:: EXERCISE GOAL ::
All the data below goes into the copy word for word, but the pictures don't.
-- Begin DATA LISTING --
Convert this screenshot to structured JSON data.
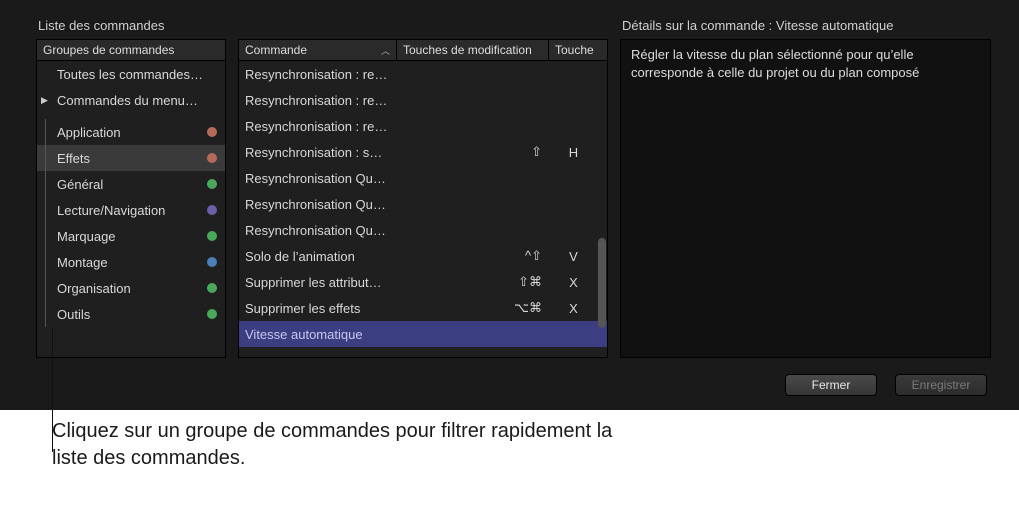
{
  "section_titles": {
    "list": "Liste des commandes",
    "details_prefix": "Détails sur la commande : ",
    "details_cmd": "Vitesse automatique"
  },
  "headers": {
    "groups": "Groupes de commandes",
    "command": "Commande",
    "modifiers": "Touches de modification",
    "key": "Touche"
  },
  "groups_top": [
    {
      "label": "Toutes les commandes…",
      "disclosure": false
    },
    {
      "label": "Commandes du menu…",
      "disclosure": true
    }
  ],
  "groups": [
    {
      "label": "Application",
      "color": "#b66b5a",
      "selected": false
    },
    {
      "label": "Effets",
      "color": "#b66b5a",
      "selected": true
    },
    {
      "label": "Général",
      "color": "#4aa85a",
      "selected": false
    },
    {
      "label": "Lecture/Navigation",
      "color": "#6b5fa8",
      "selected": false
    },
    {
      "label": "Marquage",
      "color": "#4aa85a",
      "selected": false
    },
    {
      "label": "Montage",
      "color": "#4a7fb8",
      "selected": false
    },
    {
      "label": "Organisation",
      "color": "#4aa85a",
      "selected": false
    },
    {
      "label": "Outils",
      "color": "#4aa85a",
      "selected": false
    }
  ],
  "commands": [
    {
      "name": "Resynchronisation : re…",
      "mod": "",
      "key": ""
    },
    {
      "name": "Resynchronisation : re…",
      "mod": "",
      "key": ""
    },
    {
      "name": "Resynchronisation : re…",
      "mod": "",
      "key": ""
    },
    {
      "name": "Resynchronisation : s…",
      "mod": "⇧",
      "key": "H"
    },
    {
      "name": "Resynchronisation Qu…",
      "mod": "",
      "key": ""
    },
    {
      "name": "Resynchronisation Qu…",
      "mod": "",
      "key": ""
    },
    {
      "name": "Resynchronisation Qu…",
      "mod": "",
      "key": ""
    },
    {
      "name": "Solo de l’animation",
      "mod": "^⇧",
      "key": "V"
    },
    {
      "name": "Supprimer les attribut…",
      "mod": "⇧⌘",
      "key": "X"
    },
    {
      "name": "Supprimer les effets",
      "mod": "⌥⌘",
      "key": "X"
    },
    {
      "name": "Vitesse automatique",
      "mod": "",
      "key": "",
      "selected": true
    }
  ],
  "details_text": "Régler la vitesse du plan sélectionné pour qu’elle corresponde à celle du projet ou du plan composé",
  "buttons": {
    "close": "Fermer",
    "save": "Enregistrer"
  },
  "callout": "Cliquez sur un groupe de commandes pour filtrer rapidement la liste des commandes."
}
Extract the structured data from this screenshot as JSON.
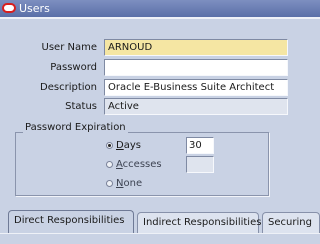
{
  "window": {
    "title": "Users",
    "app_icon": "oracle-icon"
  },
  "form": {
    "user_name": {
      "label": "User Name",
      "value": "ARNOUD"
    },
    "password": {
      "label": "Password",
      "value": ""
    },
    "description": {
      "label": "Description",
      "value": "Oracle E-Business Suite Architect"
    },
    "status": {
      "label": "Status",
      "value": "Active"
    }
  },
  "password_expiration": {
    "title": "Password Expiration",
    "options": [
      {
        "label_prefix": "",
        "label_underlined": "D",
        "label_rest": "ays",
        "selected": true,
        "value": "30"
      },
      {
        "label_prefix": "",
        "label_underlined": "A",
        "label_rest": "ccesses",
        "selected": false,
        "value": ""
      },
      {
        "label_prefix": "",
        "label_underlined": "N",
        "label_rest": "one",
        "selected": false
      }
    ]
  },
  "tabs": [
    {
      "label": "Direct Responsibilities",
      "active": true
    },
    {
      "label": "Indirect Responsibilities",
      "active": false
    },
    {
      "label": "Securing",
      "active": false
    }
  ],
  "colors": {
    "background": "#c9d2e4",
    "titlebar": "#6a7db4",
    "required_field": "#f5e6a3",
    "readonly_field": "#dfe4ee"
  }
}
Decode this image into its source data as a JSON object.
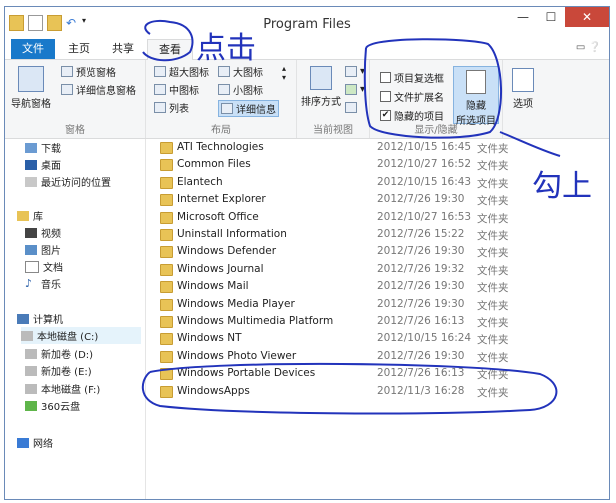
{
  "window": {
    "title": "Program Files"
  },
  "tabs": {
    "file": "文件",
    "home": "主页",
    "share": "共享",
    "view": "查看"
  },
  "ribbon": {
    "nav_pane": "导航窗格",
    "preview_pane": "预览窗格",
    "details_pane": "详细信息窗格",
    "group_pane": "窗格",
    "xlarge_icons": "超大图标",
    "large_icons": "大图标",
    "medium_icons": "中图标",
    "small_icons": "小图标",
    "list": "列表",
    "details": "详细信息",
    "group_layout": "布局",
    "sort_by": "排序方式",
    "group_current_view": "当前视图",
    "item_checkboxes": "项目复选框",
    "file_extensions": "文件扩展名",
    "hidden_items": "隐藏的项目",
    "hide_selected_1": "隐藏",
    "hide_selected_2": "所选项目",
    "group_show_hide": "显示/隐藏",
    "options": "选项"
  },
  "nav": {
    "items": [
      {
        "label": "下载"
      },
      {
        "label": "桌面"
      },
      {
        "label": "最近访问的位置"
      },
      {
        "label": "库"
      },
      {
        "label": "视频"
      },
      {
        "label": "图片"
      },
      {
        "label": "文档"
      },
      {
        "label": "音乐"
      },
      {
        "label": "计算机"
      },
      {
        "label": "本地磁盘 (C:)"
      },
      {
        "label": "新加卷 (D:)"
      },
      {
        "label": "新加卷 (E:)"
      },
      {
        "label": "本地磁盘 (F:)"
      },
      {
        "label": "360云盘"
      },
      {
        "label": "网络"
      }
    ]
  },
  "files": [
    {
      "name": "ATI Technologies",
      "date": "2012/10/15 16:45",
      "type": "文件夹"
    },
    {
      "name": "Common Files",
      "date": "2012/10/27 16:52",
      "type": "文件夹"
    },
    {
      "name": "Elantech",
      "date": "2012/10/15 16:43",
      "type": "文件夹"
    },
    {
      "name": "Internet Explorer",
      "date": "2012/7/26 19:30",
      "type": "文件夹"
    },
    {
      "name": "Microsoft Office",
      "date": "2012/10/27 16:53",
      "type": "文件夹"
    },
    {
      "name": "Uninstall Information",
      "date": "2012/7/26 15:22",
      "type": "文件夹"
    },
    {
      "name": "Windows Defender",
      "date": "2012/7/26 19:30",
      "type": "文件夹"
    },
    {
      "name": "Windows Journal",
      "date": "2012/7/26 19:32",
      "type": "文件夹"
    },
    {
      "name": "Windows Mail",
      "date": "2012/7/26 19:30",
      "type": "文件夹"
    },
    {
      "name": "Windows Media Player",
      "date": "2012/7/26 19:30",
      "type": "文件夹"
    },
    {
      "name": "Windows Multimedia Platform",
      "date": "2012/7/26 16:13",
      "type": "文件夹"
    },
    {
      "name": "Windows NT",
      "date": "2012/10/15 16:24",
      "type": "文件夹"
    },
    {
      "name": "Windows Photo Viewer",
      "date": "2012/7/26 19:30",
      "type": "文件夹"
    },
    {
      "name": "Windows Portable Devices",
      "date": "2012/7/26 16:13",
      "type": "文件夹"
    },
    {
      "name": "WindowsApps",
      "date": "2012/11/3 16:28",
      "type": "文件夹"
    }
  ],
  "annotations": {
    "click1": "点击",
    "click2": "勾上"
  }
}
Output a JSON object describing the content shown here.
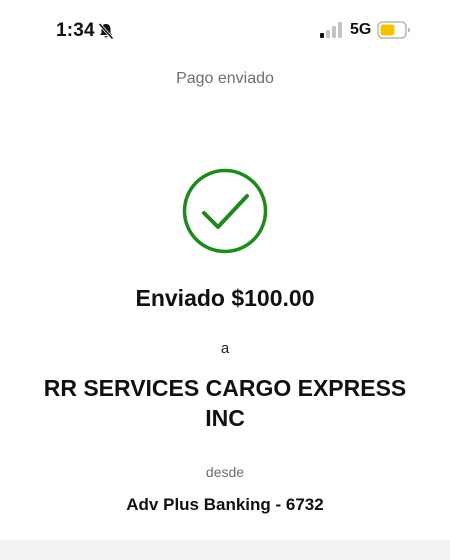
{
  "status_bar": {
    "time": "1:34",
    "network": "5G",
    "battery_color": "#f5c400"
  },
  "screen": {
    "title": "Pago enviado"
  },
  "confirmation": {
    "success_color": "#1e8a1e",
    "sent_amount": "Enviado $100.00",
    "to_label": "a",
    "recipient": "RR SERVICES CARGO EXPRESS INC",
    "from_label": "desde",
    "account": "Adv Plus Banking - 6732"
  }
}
-- End DATA LISTING --
:: WORKED ANSWER ::
Convert this screenshot to structured JSON data.
{
  "section_titles": {
    "list": "Liste des commandes",
    "details_prefix": "Détails sur la commande : ",
    "details_cmd": "Vitesse automatique"
  },
  "headers": {
    "groups": "Groupes de commandes",
    "command": "Commande",
    "modifiers": "Touches de modification",
    "key": "Touche"
  },
  "groups_top": [
    {
      "label": "Toutes les commandes…",
      "disclosure": false
    },
    {
      "label": "Commandes du menu…",
      "disclosure": true
    }
  ],
  "groups": [
    {
      "label": "Application",
      "color": "#b66b5a",
      "selected": false
    },
    {
      "label": "Effets",
      "color": "#b66b5a",
      "selected": true
    },
    {
      "label": "Général",
      "color": "#4aa85a",
      "selected": false
    },
    {
      "label": "Lecture/Navigation",
      "color": "#6b5fa8",
      "selected": false
    },
    {
      "label": "Marquage",
      "color": "#4aa85a",
      "selected": false
    },
    {
      "label": "Montage",
      "color": "#4a7fb8",
      "selected": false
    },
    {
      "label": "Organisation",
      "color": "#4aa85a",
      "selected": false
    },
    {
      "label": "Outils",
      "color": "#4aa85a",
      "selected": false
    }
  ],
  "commands": [
    {
      "name": "Resynchronisation : re…",
      "mod": "",
      "key": ""
    },
    {
      "name": "Resynchronisation : re…",
      "mod": "",
      "key": ""
    },
    {
      "name": "Resynchronisation : re…",
      "mod": "",
      "key": ""
    },
    {
      "name": "Resynchronisation : s…",
      "mod": "⇧",
      "key": "H"
    },
    {
      "name": "Resynchronisation Qu…",
      "mod": "",
      "key": ""
    },
    {
      "name": "Resynchronisation Qu…",
      "mod": "",
      "key": ""
    },
    {
      "name": "Resynchronisation Qu…",
      "mod": "",
      "key": ""
    },
    {
      "name": "Solo de l’animation",
      "mod": "^⇧",
      "key": "V"
    },
    {
      "name": "Supprimer les attribut…",
      "mod": "⇧⌘",
      "key": "X"
    },
    {
      "name": "Supprimer les effets",
      "mod": "⌥⌘",
      "key": "X"
    },
    {
      "name": "Vitesse automatique",
      "mod": "",
      "key": "",
      "selected": true
    }
  ],
  "details_text": "Régler la vitesse du plan sélectionné pour qu’elle corresponde à celle du projet ou du plan composé",
  "buttons": {
    "close": "Fermer",
    "save": "Enregistrer"
  },
  "callout": "Cliquez sur un groupe de commandes pour filtrer rapidement la liste des commandes."
}
Extract the structured data from this screenshot as JSON.
{
  "window": {
    "title": "Users",
    "app_icon": "oracle-icon"
  },
  "form": {
    "user_name": {
      "label": "User Name",
      "value": "ARNOUD"
    },
    "password": {
      "label": "Password",
      "value": ""
    },
    "description": {
      "label": "Description",
      "value": "Oracle E-Business Suite Architect"
    },
    "status": {
      "label": "Status",
      "value": "Active"
    }
  },
  "password_expiration": {
    "title": "Password Expiration",
    "options": [
      {
        "label_prefix": "",
        "label_underlined": "D",
        "label_rest": "ays",
        "selected": true,
        "value": "30"
      },
      {
        "label_prefix": "",
        "label_underlined": "A",
        "label_rest": "ccesses",
        "selected": false,
        "value": ""
      },
      {
        "label_prefix": "",
        "label_underlined": "N",
        "label_rest": "one",
        "selected": false
      }
    ]
  },
  "tabs": [
    {
      "label": "Direct Responsibilities",
      "active": true
    },
    {
      "label": "Indirect Responsibilities",
      "active": false
    },
    {
      "label": "Securing",
      "active": false
    }
  ],
  "colors": {
    "background": "#c9d2e4",
    "titlebar": "#6a7db4",
    "required_field": "#f5e6a3",
    "readonly_field": "#dfe4ee"
  }
}
Decode this image into its source data as a JSON object.
{
  "window": {
    "title": "Program Files"
  },
  "tabs": {
    "file": "文件",
    "home": "主页",
    "share": "共享",
    "view": "查看"
  },
  "ribbon": {
    "nav_pane": "导航窗格",
    "preview_pane": "预览窗格",
    "details_pane": "详细信息窗格",
    "group_pane": "窗格",
    "xlarge_icons": "超大图标",
    "large_icons": "大图标",
    "medium_icons": "中图标",
    "small_icons": "小图标",
    "list": "列表",
    "details": "详细信息",
    "group_layout": "布局",
    "sort_by": "排序方式",
    "group_current_view": "当前视图",
    "item_checkboxes": "项目复选框",
    "file_extensions": "文件扩展名",
    "hidden_items": "隐藏的项目",
    "hide_selected_1": "隐藏",
    "hide_selected_2": "所选项目",
    "group_show_hide": "显示/隐藏",
    "options": "选项"
  },
  "nav": {
    "items": [
      {
        "label": "下载"
      },
      {
        "label": "桌面"
      },
      {
        "label": "最近访问的位置"
      },
      {
        "label": "库"
      },
      {
        "label": "视频"
      },
      {
        "label": "图片"
      },
      {
        "label": "文档"
      },
      {
        "label": "音乐"
      },
      {
        "label": "计算机"
      },
      {
        "label": "本地磁盘 (C:)"
      },
      {
        "label": "新加卷 (D:)"
      },
      {
        "label": "新加卷 (E:)"
      },
      {
        "label": "本地磁盘 (F:)"
      },
      {
        "label": "360云盘"
      },
      {
        "label": "网络"
      }
    ]
  },
  "files": [
    {
      "name": "ATI Technologies",
      "date": "2012/10/15 16:45",
      "type": "文件夹"
    },
    {
      "name": "Common Files",
      "date": "2012/10/27 16:52",
      "type": "文件夹"
    },
    {
      "name": "Elantech",
      "date": "2012/10/15 16:43",
      "type": "文件夹"
    },
    {
      "name": "Internet Explorer",
      "date": "2012/7/26 19:30",
      "type": "文件夹"
    },
    {
      "name": "Microsoft Office",
      "date": "2012/10/27 16:53",
      "type": "文件夹"
    },
    {
      "name": "Uninstall Information",
      "date": "2012/7/26 15:22",
      "type": "文件夹"
    },
    {
      "name": "Windows Defender",
      "date": "2012/7/26 19:30",
      "type": "文件夹"
    },
    {
      "name": "Windows Journal",
      "date": "2012/7/26 19:32",
      "type": "文件夹"
    },
    {
      "name": "Windows Mail",
      "date": "2012/7/26 19:30",
      "type": "文件夹"
    },
    {
      "name": "Windows Media Player",
      "date": "2012/7/26 19:30",
      "type": "文件夹"
    },
    {
      "name": "Windows Multimedia Platform",
      "date": "2012/7/26 16:13",
      "type": "文件夹"
    },
    {
      "name": "Windows NT",
      "date": "2012/10/15 16:24",
      "type": "文件夹"
    },
    {
      "name": "Windows Photo Viewer",
      "date": "2012/7/26 19:30",
      "type": "文件夹"
    },
    {
      "name": "Windows Portable Devices",
      "date": "2012/7/26 16:13",
      "type": "文件夹"
    },
    {
      "name": "WindowsApps",
      "date": "2012/11/3 16:28",
      "type": "文件夹"
    }
  ],
  "annotations": {
    "click1": "点击",
    "click2": "勾上"
  }
}
Output a JSON object describing the content shown here.
{
  "status_bar": {
    "time": "1:34",
    "network": "5G",
    "battery_color": "#f5c400"
  },
  "screen": {
    "title": "Pago enviado"
  },
  "confirmation": {
    "success_color": "#1e8a1e",
    "sent_amount": "Enviado $100.00",
    "to_label": "a",
    "recipient": "RR SERVICES CARGO EXPRESS INC",
    "from_label": "desde",
    "account": "Adv Plus Banking - 6732"
  }
}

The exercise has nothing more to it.